• [TO BE DONE]
Give the records back in full, exactly as they read.
--*--
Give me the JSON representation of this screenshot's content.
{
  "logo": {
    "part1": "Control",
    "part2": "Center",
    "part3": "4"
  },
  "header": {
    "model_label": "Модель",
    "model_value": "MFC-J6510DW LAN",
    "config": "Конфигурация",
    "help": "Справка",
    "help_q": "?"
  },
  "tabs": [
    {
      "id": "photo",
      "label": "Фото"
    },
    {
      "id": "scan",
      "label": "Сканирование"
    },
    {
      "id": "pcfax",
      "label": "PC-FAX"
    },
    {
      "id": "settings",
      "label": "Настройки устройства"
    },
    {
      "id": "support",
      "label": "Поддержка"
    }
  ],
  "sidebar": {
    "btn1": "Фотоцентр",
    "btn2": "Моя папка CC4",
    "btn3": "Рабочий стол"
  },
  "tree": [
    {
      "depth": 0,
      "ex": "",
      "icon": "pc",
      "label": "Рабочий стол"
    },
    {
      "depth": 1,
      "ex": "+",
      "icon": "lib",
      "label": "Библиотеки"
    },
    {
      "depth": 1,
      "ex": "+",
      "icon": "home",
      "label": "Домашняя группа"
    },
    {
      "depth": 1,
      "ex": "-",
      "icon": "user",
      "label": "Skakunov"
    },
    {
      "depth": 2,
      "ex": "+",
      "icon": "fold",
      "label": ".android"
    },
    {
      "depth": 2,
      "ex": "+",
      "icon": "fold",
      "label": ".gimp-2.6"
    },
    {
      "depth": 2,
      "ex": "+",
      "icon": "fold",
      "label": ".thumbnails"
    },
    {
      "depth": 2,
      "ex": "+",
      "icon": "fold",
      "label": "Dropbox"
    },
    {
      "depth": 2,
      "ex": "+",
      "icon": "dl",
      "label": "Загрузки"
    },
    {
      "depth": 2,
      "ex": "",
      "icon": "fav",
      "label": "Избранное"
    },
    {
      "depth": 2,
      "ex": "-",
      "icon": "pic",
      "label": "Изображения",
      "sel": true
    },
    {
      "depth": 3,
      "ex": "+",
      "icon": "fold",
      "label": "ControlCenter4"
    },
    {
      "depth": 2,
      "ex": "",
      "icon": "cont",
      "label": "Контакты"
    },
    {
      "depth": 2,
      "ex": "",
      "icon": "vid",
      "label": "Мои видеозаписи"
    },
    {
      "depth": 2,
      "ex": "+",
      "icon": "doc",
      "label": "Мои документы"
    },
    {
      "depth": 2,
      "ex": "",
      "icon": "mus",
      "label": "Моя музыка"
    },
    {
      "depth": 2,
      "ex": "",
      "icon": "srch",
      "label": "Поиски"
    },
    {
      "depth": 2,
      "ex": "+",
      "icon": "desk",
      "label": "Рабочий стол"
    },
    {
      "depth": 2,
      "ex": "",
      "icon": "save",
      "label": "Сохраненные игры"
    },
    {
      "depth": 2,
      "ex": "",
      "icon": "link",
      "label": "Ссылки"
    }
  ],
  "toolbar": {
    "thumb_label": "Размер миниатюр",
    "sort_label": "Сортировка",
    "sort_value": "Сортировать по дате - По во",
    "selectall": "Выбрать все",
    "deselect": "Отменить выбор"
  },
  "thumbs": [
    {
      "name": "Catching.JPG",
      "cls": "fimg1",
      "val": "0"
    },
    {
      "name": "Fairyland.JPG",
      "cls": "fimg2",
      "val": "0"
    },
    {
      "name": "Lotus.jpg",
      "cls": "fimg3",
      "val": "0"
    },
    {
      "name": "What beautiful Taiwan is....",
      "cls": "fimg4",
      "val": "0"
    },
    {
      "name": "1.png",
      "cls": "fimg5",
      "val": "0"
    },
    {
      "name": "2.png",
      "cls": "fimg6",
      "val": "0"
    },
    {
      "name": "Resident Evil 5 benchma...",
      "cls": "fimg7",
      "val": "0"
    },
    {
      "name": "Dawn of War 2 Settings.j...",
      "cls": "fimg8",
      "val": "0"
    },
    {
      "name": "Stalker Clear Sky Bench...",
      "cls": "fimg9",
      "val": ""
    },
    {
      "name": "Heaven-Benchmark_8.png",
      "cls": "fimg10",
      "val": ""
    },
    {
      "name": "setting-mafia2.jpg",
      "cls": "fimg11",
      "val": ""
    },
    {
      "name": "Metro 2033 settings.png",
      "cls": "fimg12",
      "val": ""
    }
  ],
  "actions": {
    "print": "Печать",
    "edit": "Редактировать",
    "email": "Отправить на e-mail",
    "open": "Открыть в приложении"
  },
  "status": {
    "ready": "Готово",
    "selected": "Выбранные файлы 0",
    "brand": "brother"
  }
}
--*--
• [RESPONSE]
Give me the JSON representation of this screenshot's content.
{
  "logo": {
    "part1": "Control",
    "part2": "Center",
    "part3": "4"
  },
  "header": {
    "model_label": "Модель",
    "model_value": "MFC-J6510DW LAN",
    "config": "Конфигурация",
    "help": "Справка",
    "help_q": "?"
  },
  "tabs": [
    {
      "id": "photo",
      "label": "Фото"
    },
    {
      "id": "scan",
      "label": "Сканирование"
    },
    {
      "id": "pcfax",
      "label": "PC-FAX"
    },
    {
      "id": "settings",
      "label": "Настройки устройства"
    },
    {
      "id": "support",
      "label": "Поддержка"
    }
  ],
  "sidebar": {
    "btn1": "Фотоцентр",
    "btn2": "Моя папка CC4",
    "btn3": "Рабочий стол"
  },
  "tree": [
    {
      "depth": 0,
      "ex": "",
      "icon": "pc",
      "label": "Рабочий стол"
    },
    {
      "depth": 1,
      "ex": "+",
      "icon": "lib",
      "label": "Библиотеки"
    },
    {
      "depth": 1,
      "ex": "+",
      "icon": "home",
      "label": "Домашняя группа"
    },
    {
      "depth": 1,
      "ex": "-",
      "icon": "user",
      "label": "Skakunov"
    },
    {
      "depth": 2,
      "ex": "+",
      "icon": "fold",
      "label": ".android"
    },
    {
      "depth": 2,
      "ex": "+",
      "icon": "fold",
      "label": ".gimp-2.6"
    },
    {
      "depth": 2,
      "ex": "+",
      "icon": "fold",
      "label": ".thumbnails"
    },
    {
      "depth": 2,
      "ex": "+",
      "icon": "fold",
      "label": "Dropbox"
    },
    {
      "depth": 2,
      "ex": "+",
      "icon": "dl",
      "label": "Загрузки"
    },
    {
      "depth": 2,
      "ex": "",
      "icon": "fav",
      "label": "Избранное"
    },
    {
      "depth": 2,
      "ex": "-",
      "icon": "pic",
      "label": "Изображения",
      "sel": true
    },
    {
      "depth": 3,
      "ex": "+",
      "icon": "fold",
      "label": "ControlCenter4"
    },
    {
      "depth": 2,
      "ex": "",
      "icon": "cont",
      "label": "Контакты"
    },
    {
      "depth": 2,
      "ex": "",
      "icon": "vid",
      "label": "Мои видеозаписи"
    },
    {
      "depth": 2,
      "ex": "+",
      "icon": "doc",
      "label": "Мои документы"
    },
    {
      "depth": 2,
      "ex": "",
      "icon": "mus",
      "label": "Моя музыка"
    },
    {
      "depth": 2,
      "ex": "",
      "icon": "srch",
      "label": "Поиски"
    },
    {
      "depth": 2,
      "ex": "+",
      "icon": "desk",
      "label": "Рабочий стол"
    },
    {
      "depth": 2,
      "ex": "",
      "icon": "save",
      "label": "Сохраненные игры"
    },
    {
      "depth": 2,
      "ex": "",
      "icon": "link",
      "label": "Ссылки"
    }
  ],
  "toolbar": {
    "thumb_label": "Размер миниатюр",
    "sort_label": "Сортировка",
    "sort_value": "Сортировать по дате - По во",
    "selectall": "Выбрать все",
    "deselect": "Отменить выбор"
  },
  "thumbs": [
    {
      "name": "Catching.JPG",
      "cls": "fimg1",
      "val": "0"
    },
    {
      "name": "Fairyland.JPG",
      "cls": "fimg2",
      "val": "0"
    },
    {
      "name": "Lotus.jpg",
      "cls": "fimg3",
      "val": "0"
    },
    {
      "name": "What beautiful Taiwan is....",
      "cls": "fimg4",
      "val": "0"
    },
    {
      "name": "1.png",
      "cls": "fimg5",
      "val": "0"
    },
    {
      "name": "2.png",
      "cls": "fimg6",
      "val": "0"
    },
    {
      "name": "Resident Evil 5 benchma...",
      "cls": "fimg7",
      "val": "0"
    },
    {
      "name": "Dawn of War 2 Settings.j...",
      "cls": "fimg8",
      "val": "0"
    },
    {
      "name": "Stalker Clear Sky Bench...",
      "cls": "fimg9",
      "val": ""
    },
    {
      "name": "Heaven-Benchmark_8.png",
      "cls": "fimg10",
      "val": ""
    },
    {
      "name": "setting-mafia2.jpg",
      "cls": "fimg11",
      "val": ""
    },
    {
      "name": "Metro 2033 settings.png",
      "cls": "fimg12",
      "val": ""
    }
  ],
  "actions": {
    "print": "Печать",
    "edit": "Редактировать",
    "email": "Отправить на e-mail",
    "open": "Открыть в приложении"
  },
  "status": {
    "ready": "Готово",
    "selected": "Выбранные файлы 0",
    "brand": "brother"
  }
}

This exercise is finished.